> **WRITTEN TASK**: Using the listing below, copy every line that mentions "species".

> **SUPPLIED MATERIAL**:
"""
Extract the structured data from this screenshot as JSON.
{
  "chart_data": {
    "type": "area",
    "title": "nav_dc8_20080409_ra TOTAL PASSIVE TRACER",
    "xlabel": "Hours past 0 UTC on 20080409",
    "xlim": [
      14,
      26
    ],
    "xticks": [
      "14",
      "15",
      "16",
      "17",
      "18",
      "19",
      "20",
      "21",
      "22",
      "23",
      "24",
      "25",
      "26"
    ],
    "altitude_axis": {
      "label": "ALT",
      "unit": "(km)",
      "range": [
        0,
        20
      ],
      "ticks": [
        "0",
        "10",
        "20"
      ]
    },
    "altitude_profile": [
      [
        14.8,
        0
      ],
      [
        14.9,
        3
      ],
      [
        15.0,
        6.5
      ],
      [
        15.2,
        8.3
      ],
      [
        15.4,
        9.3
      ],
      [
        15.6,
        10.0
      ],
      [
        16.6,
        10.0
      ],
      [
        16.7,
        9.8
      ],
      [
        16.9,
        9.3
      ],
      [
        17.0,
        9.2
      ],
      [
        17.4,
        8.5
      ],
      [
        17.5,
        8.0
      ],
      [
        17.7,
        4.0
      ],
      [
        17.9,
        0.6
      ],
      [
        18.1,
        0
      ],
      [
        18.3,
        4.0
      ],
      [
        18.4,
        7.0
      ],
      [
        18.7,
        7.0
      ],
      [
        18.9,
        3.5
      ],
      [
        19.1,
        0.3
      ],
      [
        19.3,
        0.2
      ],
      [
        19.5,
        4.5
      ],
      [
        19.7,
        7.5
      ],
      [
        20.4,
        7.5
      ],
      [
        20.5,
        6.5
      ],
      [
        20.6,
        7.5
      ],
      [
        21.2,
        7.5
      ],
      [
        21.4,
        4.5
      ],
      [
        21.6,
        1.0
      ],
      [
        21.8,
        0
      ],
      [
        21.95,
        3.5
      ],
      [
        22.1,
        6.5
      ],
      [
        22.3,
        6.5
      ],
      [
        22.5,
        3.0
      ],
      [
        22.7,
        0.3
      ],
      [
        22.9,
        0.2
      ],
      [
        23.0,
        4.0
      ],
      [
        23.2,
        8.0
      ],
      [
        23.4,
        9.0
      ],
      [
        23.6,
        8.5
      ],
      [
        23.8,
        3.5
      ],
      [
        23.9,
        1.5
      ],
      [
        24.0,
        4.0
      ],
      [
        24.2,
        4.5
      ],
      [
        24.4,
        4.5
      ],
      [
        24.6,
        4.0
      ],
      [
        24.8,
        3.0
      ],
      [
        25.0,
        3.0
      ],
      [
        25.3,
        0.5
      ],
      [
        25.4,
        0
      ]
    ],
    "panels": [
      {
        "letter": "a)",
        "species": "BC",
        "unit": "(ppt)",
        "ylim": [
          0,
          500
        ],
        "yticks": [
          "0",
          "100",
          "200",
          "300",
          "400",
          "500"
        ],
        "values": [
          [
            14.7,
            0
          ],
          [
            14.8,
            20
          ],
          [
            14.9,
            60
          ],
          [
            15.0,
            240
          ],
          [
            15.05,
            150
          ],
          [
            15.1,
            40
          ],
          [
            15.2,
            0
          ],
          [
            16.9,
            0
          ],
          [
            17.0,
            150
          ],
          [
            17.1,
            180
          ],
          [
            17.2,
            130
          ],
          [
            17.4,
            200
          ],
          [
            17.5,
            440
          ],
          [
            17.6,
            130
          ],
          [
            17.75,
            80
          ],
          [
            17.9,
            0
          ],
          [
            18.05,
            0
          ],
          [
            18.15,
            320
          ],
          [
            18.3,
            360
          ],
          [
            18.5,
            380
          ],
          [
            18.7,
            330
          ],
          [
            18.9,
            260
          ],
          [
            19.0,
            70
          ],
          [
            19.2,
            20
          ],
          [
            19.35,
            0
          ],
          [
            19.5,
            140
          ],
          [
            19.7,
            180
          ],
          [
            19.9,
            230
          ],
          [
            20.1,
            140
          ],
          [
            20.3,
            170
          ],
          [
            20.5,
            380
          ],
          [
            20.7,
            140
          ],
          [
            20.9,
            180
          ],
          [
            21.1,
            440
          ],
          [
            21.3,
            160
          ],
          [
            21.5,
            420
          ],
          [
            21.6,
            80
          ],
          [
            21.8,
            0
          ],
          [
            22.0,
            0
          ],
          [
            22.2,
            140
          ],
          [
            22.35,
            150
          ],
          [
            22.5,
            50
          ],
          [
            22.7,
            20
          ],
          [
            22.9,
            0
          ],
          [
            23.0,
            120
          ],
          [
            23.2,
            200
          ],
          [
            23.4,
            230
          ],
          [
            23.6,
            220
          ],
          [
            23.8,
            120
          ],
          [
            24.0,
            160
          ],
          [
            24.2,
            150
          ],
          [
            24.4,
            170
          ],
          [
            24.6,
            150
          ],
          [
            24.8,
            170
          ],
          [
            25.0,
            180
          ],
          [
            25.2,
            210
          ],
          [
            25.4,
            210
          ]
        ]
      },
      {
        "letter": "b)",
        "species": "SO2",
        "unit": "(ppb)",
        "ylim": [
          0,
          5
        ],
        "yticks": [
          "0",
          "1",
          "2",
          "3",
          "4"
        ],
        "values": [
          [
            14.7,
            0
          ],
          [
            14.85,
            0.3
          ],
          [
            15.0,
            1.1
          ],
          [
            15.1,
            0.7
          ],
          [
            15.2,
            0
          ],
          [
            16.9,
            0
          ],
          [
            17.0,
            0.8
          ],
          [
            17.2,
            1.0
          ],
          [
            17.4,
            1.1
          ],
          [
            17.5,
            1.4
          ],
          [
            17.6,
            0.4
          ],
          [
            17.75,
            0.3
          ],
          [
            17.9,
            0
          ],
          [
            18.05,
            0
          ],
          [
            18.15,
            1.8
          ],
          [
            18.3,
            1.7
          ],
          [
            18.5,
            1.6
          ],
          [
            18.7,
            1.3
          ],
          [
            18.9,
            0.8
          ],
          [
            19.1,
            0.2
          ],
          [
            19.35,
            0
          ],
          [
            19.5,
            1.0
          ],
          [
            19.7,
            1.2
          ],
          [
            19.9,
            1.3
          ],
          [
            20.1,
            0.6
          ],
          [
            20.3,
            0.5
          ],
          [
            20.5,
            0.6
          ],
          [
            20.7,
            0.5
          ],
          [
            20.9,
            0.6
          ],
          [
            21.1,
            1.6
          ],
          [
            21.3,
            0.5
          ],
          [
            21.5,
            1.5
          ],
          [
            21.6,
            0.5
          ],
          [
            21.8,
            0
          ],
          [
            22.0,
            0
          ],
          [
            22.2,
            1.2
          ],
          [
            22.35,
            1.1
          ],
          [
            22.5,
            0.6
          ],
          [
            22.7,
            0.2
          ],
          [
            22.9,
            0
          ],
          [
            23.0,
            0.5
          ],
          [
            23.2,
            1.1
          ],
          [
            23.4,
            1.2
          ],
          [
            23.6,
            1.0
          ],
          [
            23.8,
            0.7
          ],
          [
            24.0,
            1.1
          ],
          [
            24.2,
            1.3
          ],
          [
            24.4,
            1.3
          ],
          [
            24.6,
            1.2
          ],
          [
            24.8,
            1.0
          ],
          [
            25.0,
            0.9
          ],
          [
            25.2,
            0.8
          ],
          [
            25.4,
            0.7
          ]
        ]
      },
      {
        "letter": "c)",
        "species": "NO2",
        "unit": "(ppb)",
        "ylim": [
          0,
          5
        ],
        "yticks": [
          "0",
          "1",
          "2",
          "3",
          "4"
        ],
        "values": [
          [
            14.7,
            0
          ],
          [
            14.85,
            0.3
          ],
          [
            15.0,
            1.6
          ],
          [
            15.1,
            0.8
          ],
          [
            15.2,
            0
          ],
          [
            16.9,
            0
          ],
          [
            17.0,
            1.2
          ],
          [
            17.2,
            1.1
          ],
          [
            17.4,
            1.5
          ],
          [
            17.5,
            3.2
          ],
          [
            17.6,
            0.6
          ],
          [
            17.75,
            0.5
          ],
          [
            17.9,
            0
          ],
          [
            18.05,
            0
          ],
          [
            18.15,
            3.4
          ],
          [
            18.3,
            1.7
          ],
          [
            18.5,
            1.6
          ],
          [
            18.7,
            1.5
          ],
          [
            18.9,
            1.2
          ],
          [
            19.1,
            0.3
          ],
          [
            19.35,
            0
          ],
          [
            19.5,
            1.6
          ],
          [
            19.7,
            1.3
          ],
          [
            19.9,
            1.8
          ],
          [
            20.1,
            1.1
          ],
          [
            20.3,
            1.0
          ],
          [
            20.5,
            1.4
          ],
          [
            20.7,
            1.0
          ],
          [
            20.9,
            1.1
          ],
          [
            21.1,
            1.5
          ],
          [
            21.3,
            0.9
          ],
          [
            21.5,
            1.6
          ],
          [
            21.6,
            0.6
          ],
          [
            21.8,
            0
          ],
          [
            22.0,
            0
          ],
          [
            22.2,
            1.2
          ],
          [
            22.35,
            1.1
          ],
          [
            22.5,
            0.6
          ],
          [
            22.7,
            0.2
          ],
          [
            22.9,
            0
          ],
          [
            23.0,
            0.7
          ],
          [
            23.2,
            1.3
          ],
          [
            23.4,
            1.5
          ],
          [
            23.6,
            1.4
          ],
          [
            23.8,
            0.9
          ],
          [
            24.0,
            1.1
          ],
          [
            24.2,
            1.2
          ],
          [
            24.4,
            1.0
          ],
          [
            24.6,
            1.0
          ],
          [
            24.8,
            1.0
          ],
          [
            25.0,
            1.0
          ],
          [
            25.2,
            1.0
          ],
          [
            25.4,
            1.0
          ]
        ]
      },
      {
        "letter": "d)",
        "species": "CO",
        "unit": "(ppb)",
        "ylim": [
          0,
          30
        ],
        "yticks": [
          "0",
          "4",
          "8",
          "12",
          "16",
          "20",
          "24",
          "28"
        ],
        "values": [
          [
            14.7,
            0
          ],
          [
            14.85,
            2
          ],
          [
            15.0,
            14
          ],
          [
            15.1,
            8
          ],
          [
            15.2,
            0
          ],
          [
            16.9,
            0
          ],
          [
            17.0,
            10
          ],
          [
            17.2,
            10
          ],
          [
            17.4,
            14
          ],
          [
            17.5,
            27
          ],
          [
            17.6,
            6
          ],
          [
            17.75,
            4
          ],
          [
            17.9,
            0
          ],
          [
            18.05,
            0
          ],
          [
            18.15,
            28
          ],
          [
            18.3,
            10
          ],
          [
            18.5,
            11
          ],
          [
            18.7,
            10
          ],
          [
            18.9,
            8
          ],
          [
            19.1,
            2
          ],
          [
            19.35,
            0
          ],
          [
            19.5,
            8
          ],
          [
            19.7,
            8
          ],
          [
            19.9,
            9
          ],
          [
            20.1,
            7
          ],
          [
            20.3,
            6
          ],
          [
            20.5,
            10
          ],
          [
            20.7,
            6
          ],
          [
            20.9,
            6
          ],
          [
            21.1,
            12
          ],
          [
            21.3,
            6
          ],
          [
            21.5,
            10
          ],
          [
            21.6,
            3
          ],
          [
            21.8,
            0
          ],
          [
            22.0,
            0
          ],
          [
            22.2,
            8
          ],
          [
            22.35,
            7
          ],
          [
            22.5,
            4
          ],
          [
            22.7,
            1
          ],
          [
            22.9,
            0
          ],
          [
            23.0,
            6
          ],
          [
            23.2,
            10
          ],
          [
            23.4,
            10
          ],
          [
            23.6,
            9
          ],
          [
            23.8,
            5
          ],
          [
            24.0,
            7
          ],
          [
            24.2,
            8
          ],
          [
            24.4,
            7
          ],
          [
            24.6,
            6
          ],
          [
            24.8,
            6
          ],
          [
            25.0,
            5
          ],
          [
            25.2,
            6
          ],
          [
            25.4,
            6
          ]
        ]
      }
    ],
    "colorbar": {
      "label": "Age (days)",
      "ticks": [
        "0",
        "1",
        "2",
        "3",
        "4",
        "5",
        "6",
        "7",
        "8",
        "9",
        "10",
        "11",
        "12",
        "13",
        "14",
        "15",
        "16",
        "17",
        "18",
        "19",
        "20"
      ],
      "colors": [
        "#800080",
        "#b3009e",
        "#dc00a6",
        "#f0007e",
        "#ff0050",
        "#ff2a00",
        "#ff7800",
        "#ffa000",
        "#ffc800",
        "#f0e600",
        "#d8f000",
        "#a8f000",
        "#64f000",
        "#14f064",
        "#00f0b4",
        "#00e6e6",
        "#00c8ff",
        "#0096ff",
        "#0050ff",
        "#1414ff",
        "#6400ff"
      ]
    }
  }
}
"""
> **THE COMPLETED TASK**:
        "species": "BC",
        "species": "SO2",
        "species": "NO2",
        "species": "CO",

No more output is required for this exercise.